## EXERCISE INPUT:

______________________________

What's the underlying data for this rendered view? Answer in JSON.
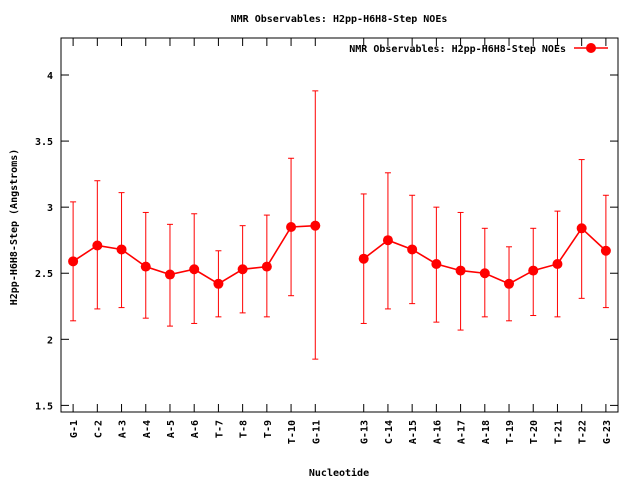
{
  "chart_data": {
    "type": "line",
    "title": "NMR Observables: H2pp-H6H8-Step NOEs",
    "xlabel": "Nucleotide",
    "ylabel": "H2pp-H6H8-Step (Angstroms)",
    "ylim": [
      1.45,
      4.28
    ],
    "yticks": [
      1.5,
      2,
      2.5,
      3,
      3.5,
      4
    ],
    "ytick_labels": [
      "1.5",
      "2",
      "2.5",
      "3",
      "3.5",
      "4"
    ],
    "xlim": [
      0.5,
      23.5
    ],
    "legend_position": "top-right",
    "grid": false,
    "color": "#ff0000",
    "categories": [
      "G-1",
      "C-2",
      "A-3",
      "A-4",
      "A-5",
      "A-6",
      "T-7",
      "T-8",
      "T-9",
      "T-10",
      "G-11",
      "G-13",
      "C-14",
      "A-15",
      "A-16",
      "A-17",
      "A-18",
      "T-19",
      "T-20",
      "T-21",
      "T-22",
      "G-23"
    ],
    "series": [
      {
        "name": "NMR Observables: H2pp-H6H8-Step NOEs",
        "segments": [
          {
            "x": [
              1,
              2,
              3,
              4,
              5,
              6,
              7,
              8,
              9,
              10,
              11
            ],
            "y": [
              2.59,
              2.71,
              2.68,
              2.55,
              2.49,
              2.53,
              2.42,
              2.53,
              2.55,
              2.85,
              2.86
            ],
            "err_low": [
              2.14,
              2.23,
              2.24,
              2.16,
              2.1,
              2.12,
              2.17,
              2.2,
              2.17,
              2.33,
              1.85
            ],
            "err_high": [
              3.04,
              3.2,
              3.11,
              2.96,
              2.87,
              2.95,
              2.67,
              2.86,
              2.94,
              3.37,
              3.88
            ]
          },
          {
            "x": [
              13,
              14,
              15,
              16,
              17,
              18,
              19,
              20,
              21,
              22,
              23
            ],
            "y": [
              2.61,
              2.75,
              2.68,
              2.57,
              2.52,
              2.5,
              2.42,
              2.52,
              2.57,
              2.84,
              2.67
            ],
            "err_low": [
              2.12,
              2.23,
              2.27,
              2.13,
              2.07,
              2.17,
              2.14,
              2.18,
              2.17,
              2.31,
              2.24
            ],
            "err_high": [
              3.1,
              3.26,
              3.09,
              3.0,
              2.96,
              2.84,
              2.7,
              2.84,
              2.97,
              3.36,
              3.09
            ]
          }
        ]
      }
    ]
  }
}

______________________________

## INSTRUCTION:
Copy every line of the listing where the word "Observables" appears.

## EXERCISE OUTPUT:
    "title": "NMR Observables: H2pp-H6H8-Step NOEs",
        "name": "NMR Observables: H2pp-H6H8-Step NOEs",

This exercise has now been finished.